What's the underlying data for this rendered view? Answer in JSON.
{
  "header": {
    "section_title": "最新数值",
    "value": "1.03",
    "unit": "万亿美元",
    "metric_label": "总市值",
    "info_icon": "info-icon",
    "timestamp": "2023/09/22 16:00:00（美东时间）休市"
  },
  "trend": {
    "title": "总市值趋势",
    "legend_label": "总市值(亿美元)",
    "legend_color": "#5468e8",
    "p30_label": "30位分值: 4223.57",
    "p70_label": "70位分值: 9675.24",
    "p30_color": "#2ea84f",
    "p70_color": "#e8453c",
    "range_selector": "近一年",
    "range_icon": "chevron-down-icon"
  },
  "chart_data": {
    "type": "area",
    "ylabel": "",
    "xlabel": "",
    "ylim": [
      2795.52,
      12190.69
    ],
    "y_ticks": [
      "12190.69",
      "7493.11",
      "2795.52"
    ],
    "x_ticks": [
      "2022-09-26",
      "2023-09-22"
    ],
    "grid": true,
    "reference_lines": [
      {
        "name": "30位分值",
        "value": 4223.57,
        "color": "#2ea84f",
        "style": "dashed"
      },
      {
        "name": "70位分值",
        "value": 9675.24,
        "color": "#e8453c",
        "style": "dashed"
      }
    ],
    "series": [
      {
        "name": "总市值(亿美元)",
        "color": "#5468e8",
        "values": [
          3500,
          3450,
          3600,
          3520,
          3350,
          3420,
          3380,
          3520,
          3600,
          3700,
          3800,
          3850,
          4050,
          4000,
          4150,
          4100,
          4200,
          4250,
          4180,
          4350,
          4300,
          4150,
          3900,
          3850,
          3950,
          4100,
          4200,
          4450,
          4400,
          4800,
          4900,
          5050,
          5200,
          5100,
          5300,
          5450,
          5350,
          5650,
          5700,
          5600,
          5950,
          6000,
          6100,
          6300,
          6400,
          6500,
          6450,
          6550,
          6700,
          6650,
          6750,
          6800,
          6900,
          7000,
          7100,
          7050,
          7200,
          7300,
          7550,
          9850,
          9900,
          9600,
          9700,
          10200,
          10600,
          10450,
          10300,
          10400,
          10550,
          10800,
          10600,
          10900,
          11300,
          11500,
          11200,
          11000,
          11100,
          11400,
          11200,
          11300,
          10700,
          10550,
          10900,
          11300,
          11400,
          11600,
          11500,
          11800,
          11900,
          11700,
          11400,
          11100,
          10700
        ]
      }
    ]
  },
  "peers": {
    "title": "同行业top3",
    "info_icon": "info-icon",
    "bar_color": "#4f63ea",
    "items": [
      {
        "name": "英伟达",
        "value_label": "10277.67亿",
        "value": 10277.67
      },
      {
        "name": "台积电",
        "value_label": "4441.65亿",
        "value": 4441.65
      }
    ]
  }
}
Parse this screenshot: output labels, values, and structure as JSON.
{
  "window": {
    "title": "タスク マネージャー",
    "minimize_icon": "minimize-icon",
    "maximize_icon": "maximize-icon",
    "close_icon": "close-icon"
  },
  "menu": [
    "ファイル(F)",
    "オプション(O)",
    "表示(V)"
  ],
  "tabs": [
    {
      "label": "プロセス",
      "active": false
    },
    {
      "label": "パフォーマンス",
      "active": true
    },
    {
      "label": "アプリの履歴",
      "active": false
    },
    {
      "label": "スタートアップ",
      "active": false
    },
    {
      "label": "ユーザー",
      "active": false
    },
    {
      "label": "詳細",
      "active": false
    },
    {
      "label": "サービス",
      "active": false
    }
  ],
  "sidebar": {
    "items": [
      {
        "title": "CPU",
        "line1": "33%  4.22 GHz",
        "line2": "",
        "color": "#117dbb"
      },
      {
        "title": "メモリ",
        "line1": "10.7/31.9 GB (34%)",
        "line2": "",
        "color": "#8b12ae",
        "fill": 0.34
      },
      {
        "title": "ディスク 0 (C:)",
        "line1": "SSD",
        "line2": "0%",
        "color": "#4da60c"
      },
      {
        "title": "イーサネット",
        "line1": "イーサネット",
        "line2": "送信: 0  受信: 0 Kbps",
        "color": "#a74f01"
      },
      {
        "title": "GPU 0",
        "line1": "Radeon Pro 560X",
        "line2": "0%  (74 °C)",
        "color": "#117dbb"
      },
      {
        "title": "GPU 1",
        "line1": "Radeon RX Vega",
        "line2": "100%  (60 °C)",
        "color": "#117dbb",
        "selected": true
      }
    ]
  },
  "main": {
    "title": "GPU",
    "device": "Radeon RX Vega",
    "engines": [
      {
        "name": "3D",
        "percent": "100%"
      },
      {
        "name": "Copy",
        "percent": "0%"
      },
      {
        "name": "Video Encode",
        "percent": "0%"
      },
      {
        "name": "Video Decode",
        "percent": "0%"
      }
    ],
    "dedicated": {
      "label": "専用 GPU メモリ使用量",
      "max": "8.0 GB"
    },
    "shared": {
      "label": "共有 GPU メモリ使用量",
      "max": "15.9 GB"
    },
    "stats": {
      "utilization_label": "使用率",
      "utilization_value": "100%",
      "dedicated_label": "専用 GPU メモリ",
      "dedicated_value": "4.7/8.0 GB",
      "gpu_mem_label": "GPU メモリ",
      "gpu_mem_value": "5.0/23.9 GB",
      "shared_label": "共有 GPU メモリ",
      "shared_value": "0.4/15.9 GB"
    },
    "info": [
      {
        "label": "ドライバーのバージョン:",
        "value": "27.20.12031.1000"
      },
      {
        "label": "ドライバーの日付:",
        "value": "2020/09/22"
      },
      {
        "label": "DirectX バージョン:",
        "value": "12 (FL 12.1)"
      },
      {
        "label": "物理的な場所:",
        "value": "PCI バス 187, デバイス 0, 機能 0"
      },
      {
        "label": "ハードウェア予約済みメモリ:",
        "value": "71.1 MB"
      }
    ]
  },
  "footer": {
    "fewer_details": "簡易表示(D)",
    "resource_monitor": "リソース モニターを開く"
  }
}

▸ INSTRUCTION:
Supply the count of lines in the entries that contain the word "JSON", and nothing besides.

▸ TASK OUTPUT:
2